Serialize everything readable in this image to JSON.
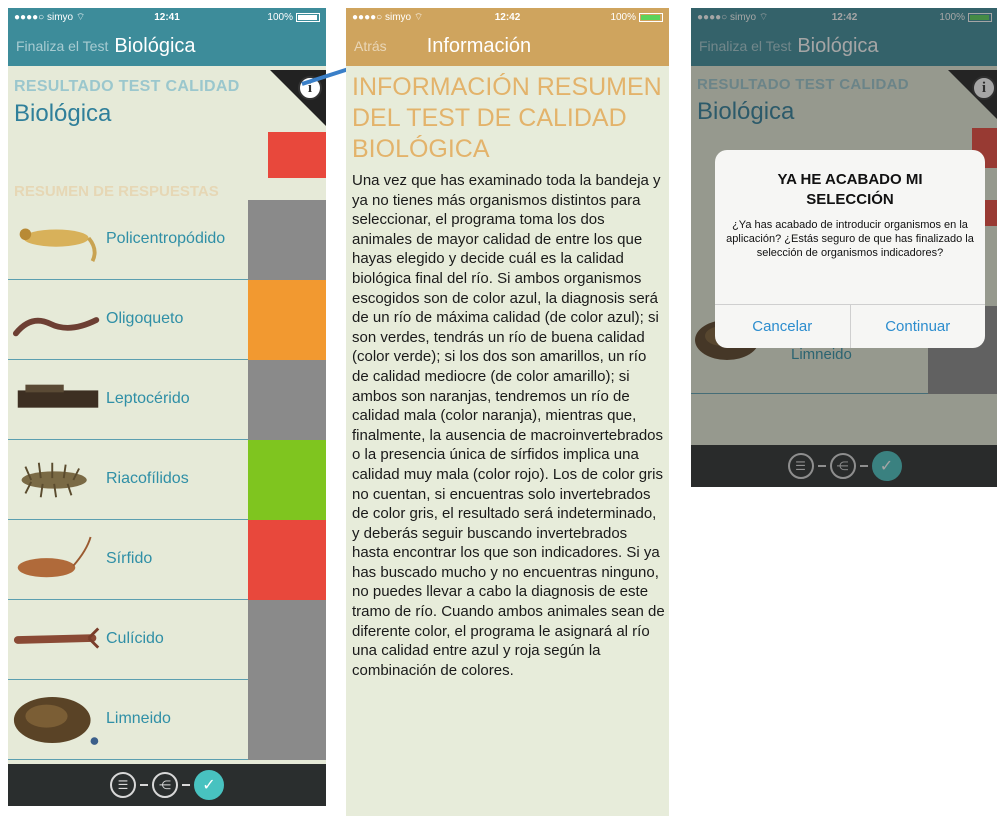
{
  "colors": {
    "teal_nav": "#3d8c9a",
    "gold_nav": "#cfa45e",
    "red": "#e8483c",
    "orange": "#f29930",
    "green": "#7fc51f",
    "gray": "#8a8a8a",
    "link_blue": "#2c8dce"
  },
  "screen1": {
    "status": {
      "carrier": "●●●●○ simyo ⌔",
      "time": "12:41",
      "battery": "100%"
    },
    "nav": {
      "back": "Finaliza el Test",
      "title": "Biológica"
    },
    "result_heading": "RESULTADO TEST CALIDAD",
    "result_subtitle": "Biológica",
    "result_color": "red",
    "info_icon": "info-icon",
    "summary_heading": "RESUMEN DE RESPUESTAS",
    "organisms": [
      {
        "name": "Policentropódido",
        "color": "gray",
        "icon": "caddisfly-larva-photo"
      },
      {
        "name": "Oligoqueto",
        "color": "orange",
        "icon": "worm-photo"
      },
      {
        "name": "Leptocérido",
        "color": "gray",
        "icon": "case-larva-photo"
      },
      {
        "name": "Riacofílidos",
        "color": "green",
        "icon": "larva-photo"
      },
      {
        "name": "Sírfido",
        "color": "red",
        "icon": "rat-tailed-larva-photo"
      },
      {
        "name": "Culícido",
        "color": "gray",
        "icon": "mosquito-larva-photo"
      },
      {
        "name": "Limneido",
        "color": "gray",
        "icon": "snail-photo"
      }
    ],
    "tabbar": [
      "list-icon",
      "network-icon",
      "check-icon"
    ]
  },
  "screen2": {
    "status": {
      "carrier": "●●●●○ simyo ⌔",
      "time": "12:42",
      "battery": "100%"
    },
    "nav": {
      "back": "Atrás",
      "title": "Información"
    },
    "title": "INFORMACIÓN RESUMEN DEL TEST DE CALIDAD BIOLÓGICA",
    "body": "Una vez que has examinado toda la bandeja y ya no tienes más organismos distintos para seleccionar, el programa toma los dos animales de mayor calidad de entre los que hayas elegido y decide cuál es la calidad biológica final del río. Si ambos organismos escogidos son de color azul, la diagnosis será de un río de máxima calidad (de color azul); si son verdes, tendrás un río de buena calidad (color verde); si los dos son amarillos, un río de calidad mediocre (de color amarillo); si ambos son naranjas, tendremos un río de calidad mala (color naranja), mientras que, finalmente, la ausencia de macroinvertebrados o la presencia única de sírfidos implica una calidad muy mala (color rojo). Los de color gris no cuentan, si encuentras solo invertebrados de color gris, el resultado será indeterminado, y deberás seguir buscando invertebrados hasta encontrar los que son indicadores. Si ya has buscado mucho y no encuentras ninguno, no puedes llevar a cabo la diagnosis de este tramo de río. Cuando ambos animales sean de diferente color, el programa le asignará al río una calidad entre azul y roja según la combinación de colores."
  },
  "screen3": {
    "status": {
      "carrier": "●●●●○ simyo ⌔",
      "time": "12:42",
      "battery": "100%"
    },
    "nav": {
      "back": "Finaliza el Test",
      "title": "Biológica"
    },
    "result_heading": "RESULTADO TEST CALIDAD",
    "result_subtitle": "Biológica",
    "partial_label": "Limneido",
    "dialog": {
      "title": "YA HE ACABADO MI SELECCIÓN",
      "message": "¿Ya has acabado de introducir organismos en la aplicación? ¿Estás seguro de que has finalizado la selección de organismos indicadores?",
      "cancel": "Cancelar",
      "continue": "Continuar"
    }
  }
}
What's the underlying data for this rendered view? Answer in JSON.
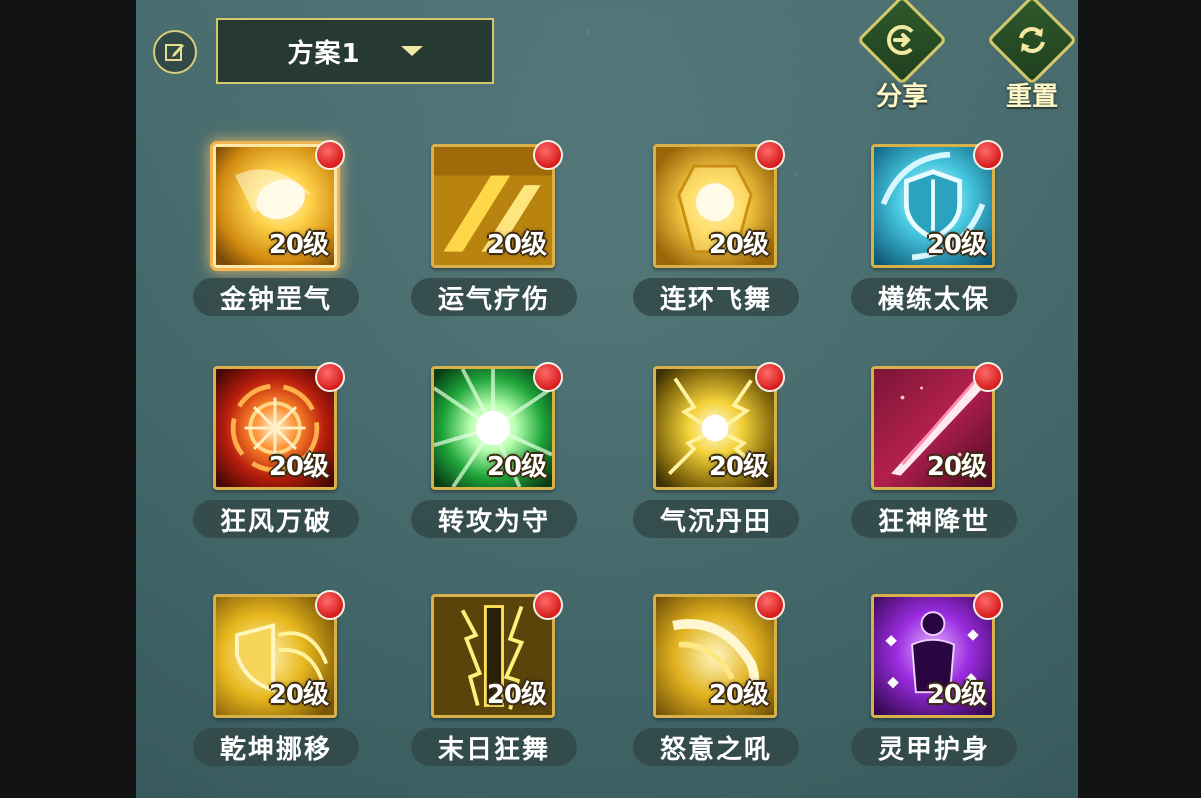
{
  "header": {
    "edit_icon": "edit-icon",
    "scheme_label": "方案1",
    "share_label": "分享",
    "reset_label": "重置"
  },
  "colors": {
    "panel_bg": "#456b6d",
    "gold_border": "#d9b14a",
    "badge_red": "#d61c1c",
    "action_green": "#2f5a2c"
  },
  "skills": [
    {
      "name": "金钟罡气",
      "level": "20级",
      "icon": "golden-bell-icon",
      "selected": true
    },
    {
      "name": "运气疗伤",
      "level": "20级",
      "icon": "healing-qi-icon"
    },
    {
      "name": "连环飞舞",
      "level": "20级",
      "icon": "chain-flying-dance-icon"
    },
    {
      "name": "横练太保",
      "level": "20级",
      "icon": "shield-icon"
    },
    {
      "name": "狂风万破",
      "level": "20级",
      "icon": "wind-burst-icon"
    },
    {
      "name": "转攻为守",
      "level": "20级",
      "icon": "green-burst-icon"
    },
    {
      "name": "气沉丹田",
      "level": "20级",
      "icon": "lightning-core-icon"
    },
    {
      "name": "狂神降世",
      "level": "20级",
      "icon": "blade-icon"
    },
    {
      "name": "乾坤挪移",
      "level": "20级",
      "icon": "golden-shield-icon"
    },
    {
      "name": "末日狂舞",
      "level": "20级",
      "icon": "lightning-pillar-icon"
    },
    {
      "name": "怒意之吼",
      "level": "20级",
      "icon": "roar-wave-icon"
    },
    {
      "name": "灵甲护身",
      "level": "20级",
      "icon": "spirit-armor-icon"
    }
  ]
}
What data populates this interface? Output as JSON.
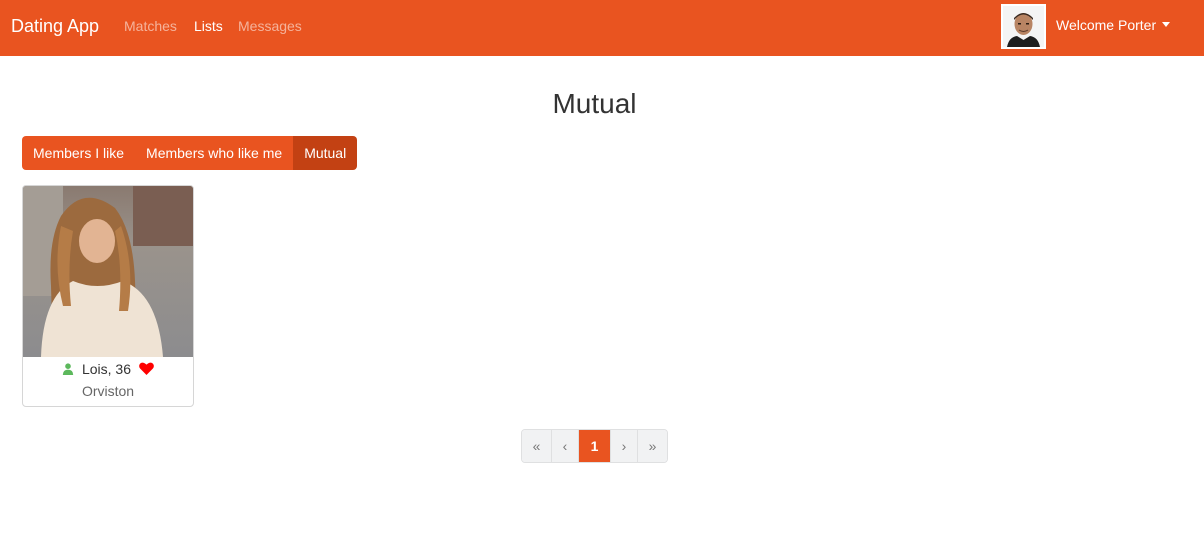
{
  "navbar": {
    "brand": "Dating App",
    "links": [
      {
        "label": "Matches",
        "active": false
      },
      {
        "label": "Lists",
        "active": true
      },
      {
        "label": "Messages",
        "active": false
      }
    ],
    "user": {
      "welcome": "Welcome Porter",
      "avatar_icon": "user-avatar"
    }
  },
  "page": {
    "title": "Mutual",
    "filters": [
      {
        "label": "Members I like",
        "active": false
      },
      {
        "label": "Members who like me",
        "active": false
      },
      {
        "label": "Mutual",
        "active": true
      }
    ]
  },
  "members": [
    {
      "name_age": "Lois, 36",
      "city": "Orviston",
      "online_icon": "user-icon",
      "like_icon": "heart-icon",
      "online_color": "#5cb85c",
      "like_color": "#ff0000"
    }
  ],
  "pagination": {
    "first": "«",
    "prev": "‹",
    "current": "1",
    "next": "›",
    "last": "»"
  },
  "colors": {
    "brand": "#E95420",
    "brand_active": "#C34113"
  }
}
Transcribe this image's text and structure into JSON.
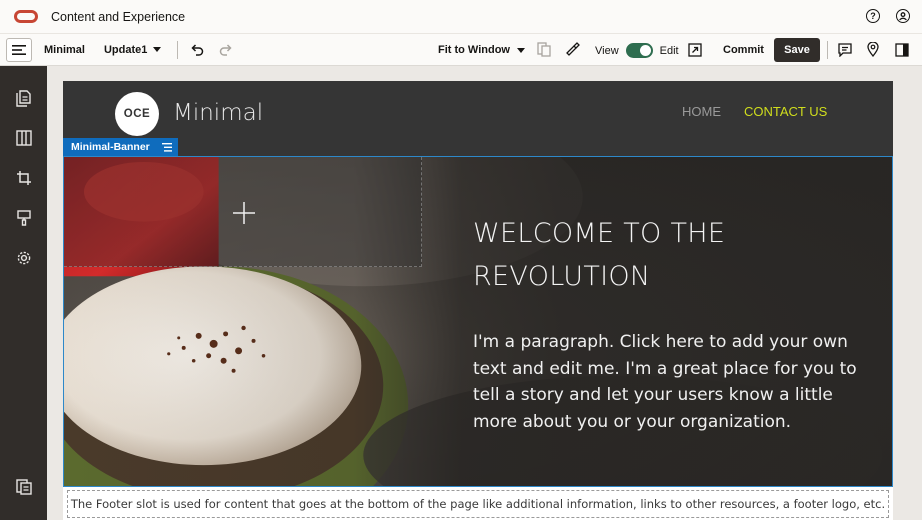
{
  "app": {
    "title": "Content and Experience"
  },
  "toolbar": {
    "site_name": "Minimal",
    "update": "Update1",
    "fit": "Fit to Window",
    "view_label": "View",
    "edit_label": "Edit",
    "edit_mode_on": true,
    "commit_label": "Commit",
    "save_label": "Save"
  },
  "site": {
    "logo_text": "OCE",
    "brand": "Minimal",
    "nav": [
      "HOME",
      "CONTACT US"
    ],
    "nav_active_color": "#d0de1d"
  },
  "banner": {
    "tag": "Minimal-Banner",
    "heading_line1": "WELCOME TO THE",
    "heading_line2": "REVOLUTION",
    "paragraph": "I'm a paragraph. Click here to add your own text and edit me. I'm a great place for you to tell a story and let your users know a little more about you or your organization."
  },
  "footer": {
    "text": "The Footer slot is used for content that goes at the bottom of the page like additional information, links to other resources, a footer logo, etc."
  },
  "colors": {
    "brand_red": "#c74634",
    "sidebar": "#312d2a",
    "save_bg": "#312d2a",
    "toggle_on": "#2e6d4f",
    "selection_blue": "#0f6cbd"
  }
}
·····
PROMPT ->
Reproduce all the entries that precede this task, word for word, minus any pictures.

TASK ANSWER ->
Serialize everything readable in this image to JSON.
{
  "colors": {
    "teal_nav": "#3d8c9a",
    "gold_nav": "#cfa45e",
    "red": "#e8483c",
    "orange": "#f29930",
    "green": "#7fc51f",
    "gray": "#8a8a8a",
    "link_blue": "#2c8dce"
  },
  "screen1": {
    "status": {
      "carrier": "●●●●○ simyo ⌔",
      "time": "12:41",
      "battery": "100%"
    },
    "nav": {
      "back": "Finaliza el Test",
      "title": "Biológica"
    },
    "result_heading": "RESULTADO TEST CALIDAD",
    "result_subtitle": "Biológica",
    "result_color": "red",
    "info_icon": "info-icon",
    "summary_heading": "RESUMEN DE RESPUESTAS",
    "organisms": [
      {
        "name": "Policentropódido",
        "color": "gray",
        "icon": "caddisfly-larva-photo"
      },
      {
        "name": "Oligoqueto",
        "color": "orange",
        "icon": "worm-photo"
      },
      {
        "name": "Leptocérido",
        "color": "gray",
        "icon": "case-larva-photo"
      },
      {
        "name": "Riacofílidos",
        "color": "green",
        "icon": "larva-photo"
      },
      {
        "name": "Sírfido",
        "color": "red",
        "icon": "rat-tailed-larva-photo"
      },
      {
        "name": "Culícido",
        "color": "gray",
        "icon": "mosquito-larva-photo"
      },
      {
        "name": "Limneido",
        "color": "gray",
        "icon": "snail-photo"
      }
    ],
    "tabbar": [
      "list-icon",
      "network-icon",
      "check-icon"
    ]
  },
  "screen2": {
    "status": {
      "carrier": "●●●●○ simyo ⌔",
      "time": "12:42",
      "battery": "100%"
    },
    "nav": {
      "back": "Atrás",
      "title": "Información"
    },
    "title": "INFORMACIÓN RESUMEN DEL TEST DE CALIDAD BIOLÓGICA",
    "body": "Una vez que has examinado toda la bandeja y ya no tienes más organismos distintos para seleccionar, el programa toma los dos animales de mayor calidad de entre los que hayas elegido y decide cuál es la calidad biológica final del río. Si ambos organismos escogidos son de color azul, la diagnosis será de un río de máxima calidad (de color azul); si son verdes, tendrás un río de buena calidad (color verde); si los dos son amarillos, un río de calidad mediocre (de color amarillo); si ambos son naranjas, tendremos un río de calidad mala (color naranja), mientras que, finalmente, la ausencia de macroinvertebrados o la presencia única de sírfidos implica una calidad muy mala (color rojo). Los de color gris no cuentan, si encuentras solo invertebrados de color gris, el resultado será indeterminado, y deberás seguir buscando invertebrados hasta encontrar los que son indicadores. Si ya has buscado mucho y no encuentras ninguno, no puedes llevar a cabo la diagnosis de este tramo de río. Cuando ambos animales sean de diferente color, el programa le asignará al río una calidad entre azul y roja según la combinación de colores."
  },
  "screen3": {
    "status": {
      "carrier": "●●●●○ simyo ⌔",
      "time": "12:42",
      "battery": "100%"
    },
    "nav": {
      "back": "Finaliza el Test",
      "title": "Biológica"
    },
    "result_heading": "RESULTADO TEST CALIDAD",
    "result_subtitle": "Biológica",
    "partial_label": "Limneido",
    "dialog": {
      "title": "YA HE ACABADO MI SELECCIÓN",
      "message": "¿Ya has acabado de introducir organismos en la aplicación? ¿Estás seguro de que has finalizado la selección de organismos indicadores?",
      "cancel": "Cancelar",
      "continue": "Continuar"
    }
  }
}
What's the underlying data for this rendered view? Answer in JSON.
{
  "header": {
    "edit_icon": "edit-icon",
    "scheme_label": "方案1",
    "share_label": "分享",
    "reset_label": "重置"
  },
  "colors": {
    "panel_bg": "#456b6d",
    "gold_border": "#d9b14a",
    "badge_red": "#d61c1c",
    "action_green": "#2f5a2c"
  },
  "skills": [
    {
      "name": "金钟罡气",
      "level": "20级",
      "icon": "golden-bell-icon",
      "selected": true
    },
    {
      "name": "运气疗伤",
      "level": "20级",
      "icon": "healing-qi-icon"
    },
    {
      "name": "连环飞舞",
      "level": "20级",
      "icon": "chain-flying-dance-icon"
    },
    {
      "name": "横练太保",
      "level": "20级",
      "icon": "shield-icon"
    },
    {
      "name": "狂风万破",
      "level": "20级",
      "icon": "wind-burst-icon"
    },
    {
      "name": "转攻为守",
      "level": "20级",
      "icon": "green-burst-icon"
    },
    {
      "name": "气沉丹田",
      "level": "20级",
      "icon": "lightning-core-icon"
    },
    {
      "name": "狂神降世",
      "level": "20级",
      "icon": "blade-icon"
    },
    {
      "name": "乾坤挪移",
      "level": "20级",
      "icon": "golden-shield-icon"
    },
    {
      "name": "末日狂舞",
      "level": "20级",
      "icon": "lightning-pillar-icon"
    },
    {
      "name": "怒意之吼",
      "level": "20级",
      "icon": "roar-wave-icon"
    },
    {
      "name": "灵甲护身",
      "level": "20级",
      "icon": "spirit-armor-icon"
    }
  ]
}
What data populates this interface? Output as JSON.
{
  "navbar": {
    "brand": "Dating App",
    "links": [
      {
        "label": "Matches",
        "active": false
      },
      {
        "label": "Lists",
        "active": true
      },
      {
        "label": "Messages",
        "active": false
      }
    ],
    "user": {
      "welcome": "Welcome Porter",
      "avatar_icon": "user-avatar"
    }
  },
  "page": {
    "title": "Mutual",
    "filters": [
      {
        "label": "Members I like",
        "active": false
      },
      {
        "label": "Members who like me",
        "active": false
      },
      {
        "label": "Mutual",
        "active": true
      }
    ]
  },
  "members": [
    {
      "name_age": "Lois, 36",
      "city": "Orviston",
      "online_icon": "user-icon",
      "like_icon": "heart-icon",
      "online_color": "#5cb85c",
      "like_color": "#ff0000"
    }
  ],
  "pagination": {
    "first": "«",
    "prev": "‹",
    "current": "1",
    "next": "›",
    "last": "»"
  },
  "colors": {
    "brand": "#E95420",
    "brand_active": "#C34113"
  }
}
Transcribe this image's text and structure into JSON.
{
  "app": {
    "title": "Content and Experience"
  },
  "toolbar": {
    "site_name": "Minimal",
    "update": "Update1",
    "fit": "Fit to Window",
    "view_label": "View",
    "edit_label": "Edit",
    "edit_mode_on": true,
    "commit_label": "Commit",
    "save_label": "Save"
  },
  "site": {
    "logo_text": "OCE",
    "brand": "Minimal",
    "nav": [
      "HOME",
      "CONTACT US"
    ],
    "nav_active_color": "#d0de1d"
  },
  "banner": {
    "tag": "Minimal-Banner",
    "heading_line1": "WELCOME TO THE",
    "heading_line2": "REVOLUTION",
    "paragraph": "I'm a paragraph. Click here to add your own text and edit me. I'm a great place for you to tell a story and let your users know a little more about you or your organization."
  },
  "footer": {
    "text": "The Footer slot is used for content that goes at the bottom of the page like additional information, links to other resources, a footer logo, etc."
  },
  "colors": {
    "brand_red": "#c74634",
    "sidebar": "#312d2a",
    "save_bg": "#312d2a",
    "toggle_on": "#2e6d4f",
    "selection_blue": "#0f6cbd"
  }
}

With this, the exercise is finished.